SHORT PROBLEM
From the listing below, return each line that includes "Seikyo".

====== RECORDS SUPPLIED

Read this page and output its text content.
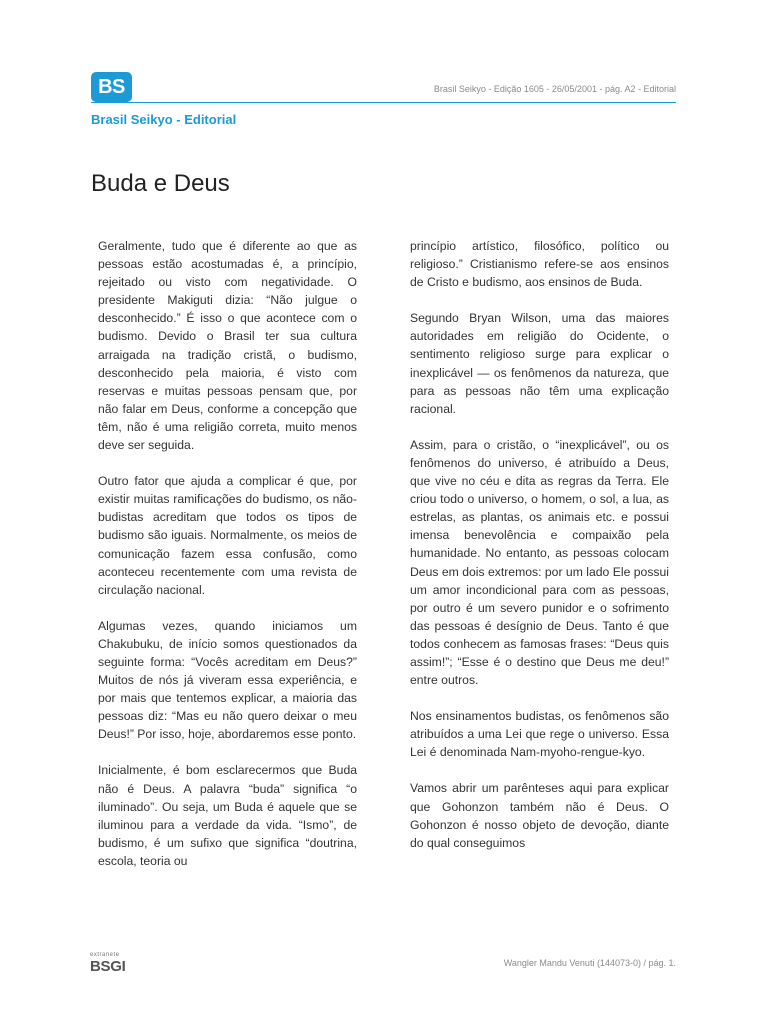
BS	Brasil Seikyo - Edição 1605 - 26/05/2001 - pág. A2 - Editorial
Brasil Seikyo - Editorial
Buda e Deus

Geralmente, tudo que é diferente ao que as pessoas estão acostumadas é, a princípio, rejeitado ou visto com negatividade. O presidente Makiguti dizia: “Não julgue o desconhecido.” É isso o que acontece com o budismo. Devido o Brasil ter sua cultura arraigada na tradição cristã, o budismo, desconhecido pela maioria, é visto com reservas e muitas pessoas pensam que, por não falar em Deus, conforme a concepção que têm, não é uma religião correta, muito menos deve ser seguida.

Outro fator que ajuda a complicar é que, por existir muitas ramificações do budismo, os não-budistas acreditam que todos os tipos de budismo são iguais. Normalmente, os meios de comunicação fazem essa confusão, como aconteceu recentemente com uma revista de circulação nacional.

Algumas vezes, quando iniciamos um Chakubuku, de início somos questionados da seguinte forma: “Vocês acreditam em Deus?” Muitos de nós já viveram essa experiência, e por mais que tentemos explicar, a maioria das pessoas diz: “Mas eu não quero deixar o meu Deus!” Por isso, hoje, abordaremos esse ponto.

Inicialmente, é bom esclarecermos que Buda não é Deus. A palavra “buda” significa “o iluminado”. Ou seja, um Buda é aquele que se iluminou para a verdade da vida. “Ismo”, de budismo, é um sufixo que significa “doutrina, escola, teoria ou

princípio artístico, filosófico, político ou religioso.” Cristianismo refere-se aos ensinos de Cristo e budismo, aos ensinos de Buda.

Segundo Bryan Wilson, uma das maiores autoridades em religião do Ocidente, o sentimento religioso surge para explicar o inexplicável — os fenômenos da natureza, que para as pessoas não têm uma explicação racional.

Assim, para o cristão, o “inexplicável”, ou os fenômenos do universo, é atribuído a Deus, que vive no céu e dita as regras da Terra. Ele criou todo o universo, o homem, o sol, a lua, as estrelas, as plantas, os animais etc. e possui imensa benevolência e compaixão pela humanidade. No entanto, as pessoas colocam Deus em dois extremos: por um lado Ele possui um amor incondicional para com as pessoas, por outro é um severo punidor e o sofrimento das pessoas é desígnio de Deus. Tanto é que todos conhecem as famosas frases: “Deus quis assim!”; “Esse é o destino que Deus me deu!” entre outros.

Nos ensinamentos budistas, os fenômenos são atribuídos a uma Lei que rege o universo. Essa Lei é denominada Nam-myoho-rengue-kyo.

Vamos abrir um parênteses aqui para explicar que Gohonzon também não é Deus. O Gohonzon é nosso objeto de devoção, diante do qual conseguimos

extranete
BSGI	Wangler Mandu Venuti (144073-0) / pág. 1.
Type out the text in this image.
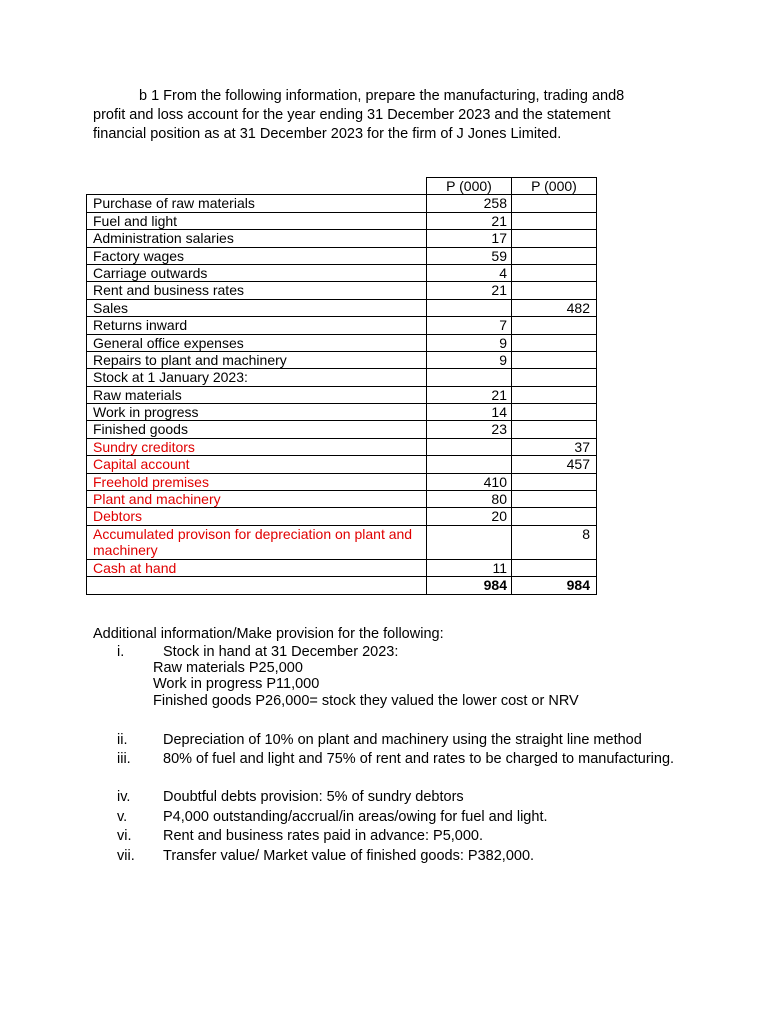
b 1 From the following information, prepare the manufacturing, trading and8

profit and loss account for the year ending 31 December 2023 and the statement

financial position as at 31 December 2023 for the firm of J Jones Limited.

	P (000)	P (000)
Purchase of raw materials	258	
Fuel and light	21	
Administration salaries	17	
Factory wages	59	
Carriage outwards	4	
Rent and business rates	21	
Sales		482
Returns inward	7	
General office expenses	9	
Repairs to plant and machinery	9	
Stock at 1 January 2023:		
Raw materials	21	
Work in progress	14	
Finished goods	23	
Sundry creditors		37
Capital account		457
Freehold premises	410	
Plant and machinery	80	
Debtors	20	
Accumulated provison for depreciation on plant and machinery		8
Cash at hand	11	
	984	984

Additional information/Make provision for the following:

i.	Stock in hand at 31 December 2023:
Raw materials P25,000
Work in progress P11,000
Finished goods P26,000= stock they valued the lower cost or NRV
ii. Depreciation of 10% on plant and machinery using the straight line method
iii. 80% of fuel and light and 75% of rent and rates to be charged to manufacturing.
iv. Doubtful debts provision: 5% of sundry debtors
v. P4,000 outstanding/accrual/in areas/owing for fuel and light.
vi. Rent and business rates paid in advance: P5,000.
vii. Transfer value/ Market value of finished goods: P382,000.
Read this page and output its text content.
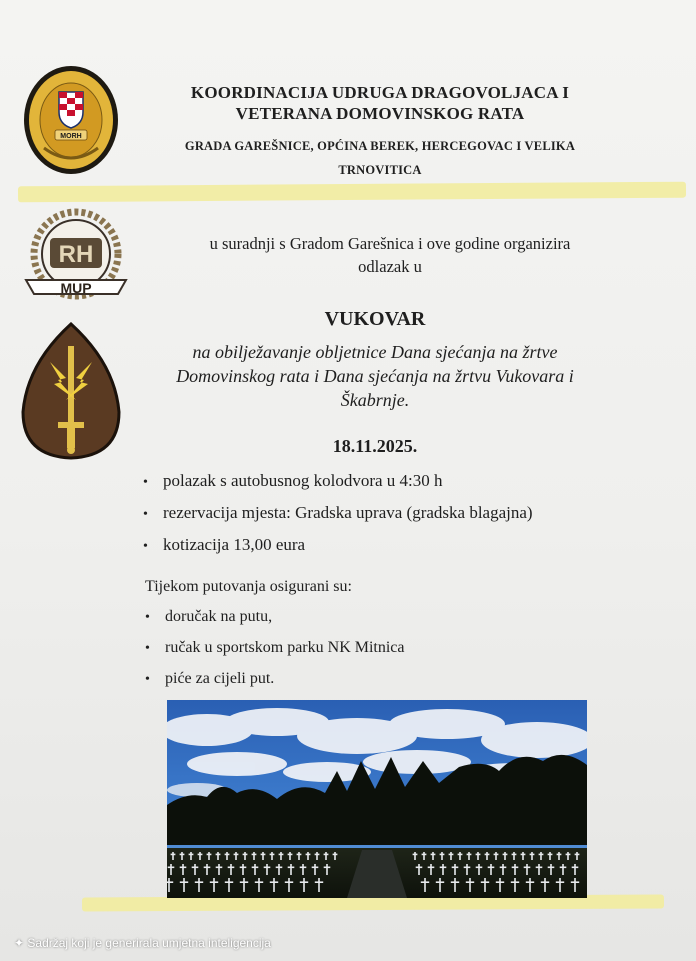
MORH
RH
MUP
KOORDINACIJA UDRUGA DRAGOVOLJACA I
VETERANA DOMOVINSKOG RATA
GRADA GAREŠNICE, OPĆINA BEREK, HERCEGOVAC I VELIKA
TRNOVITICA
u suradnji s Gradom Garešnica i ove godine organizira
odlazak u
VUKOVAR
na obilježavanje obljetnice Dana sjećanja na žrtve
Domovinskog rata i Dana sjećanja na žrtvu Vukovara i
Škabrnje.
18.11.2025.
• polazak s autobusnog kolodvora u 4:30 h
• rezervacija mjesta: Gradska uprava (gradska blagajna)
• kotizacija 13,00 eura
Tijekom putovanja osigurani su:
• doručak na putu,
• ručak u sportskom parku NK Mitnica
• piće za cijeli put.
✦ Sadržaj koji je generirala umjetna inteligencija
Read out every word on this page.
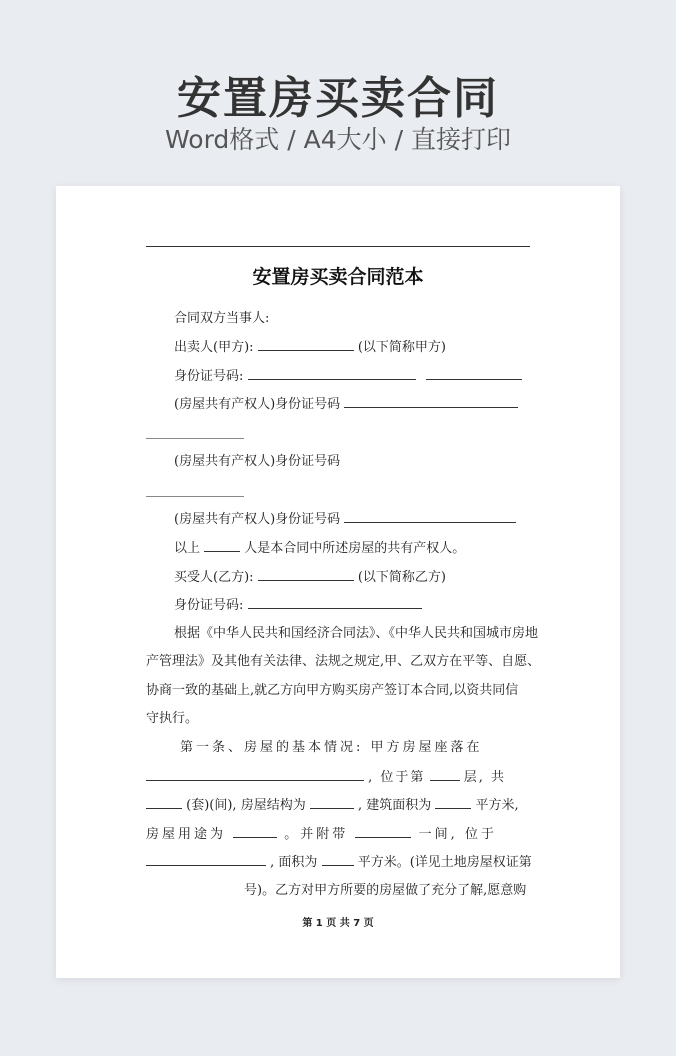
安置房买卖合同
Word格式 / A4大小 / 直接打印
安置房买卖合同范本
合同双方当事人:
出卖人(甲方):	(以下简称甲方)
身份证号码:
(房屋共有产权人)身份证号码
(房屋共有产权人)身份证号码
(房屋共有产权人)身份证号码
以上	人是本合同中所述房屋的共有产权人。
买受人(乙方):	(以下简称乙方)
身份证号码:
根据《中华人民共和国经济合同法》、《中华人民共和国城市房地
产管理法》及其他有关法律、法规之规定,甲、乙双方在平等、自愿、
协商一致的基础上,就乙方向甲方购买房产签订本合同,以资共同信
守执行。
第一条、房屋的基本情况: 甲方房屋座落在
, 位于第	层, 共
(套)(间), 房屋结构为	, 建筑面积为	平方米,
房屋用途为	。并附带	一间, 位于
, 面积为	平方米。(详见土地房屋权证第
号)。乙方对甲方所要的房屋做了充分了解,愿意购
第 1 页 共 7 页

============

RESULT OF THIS EXERCISE
BS	Brasil Seikyo - Edição 1605 - 26/05/2001 - pág. A2 - Editorial
Brasil Seikyo - Editorial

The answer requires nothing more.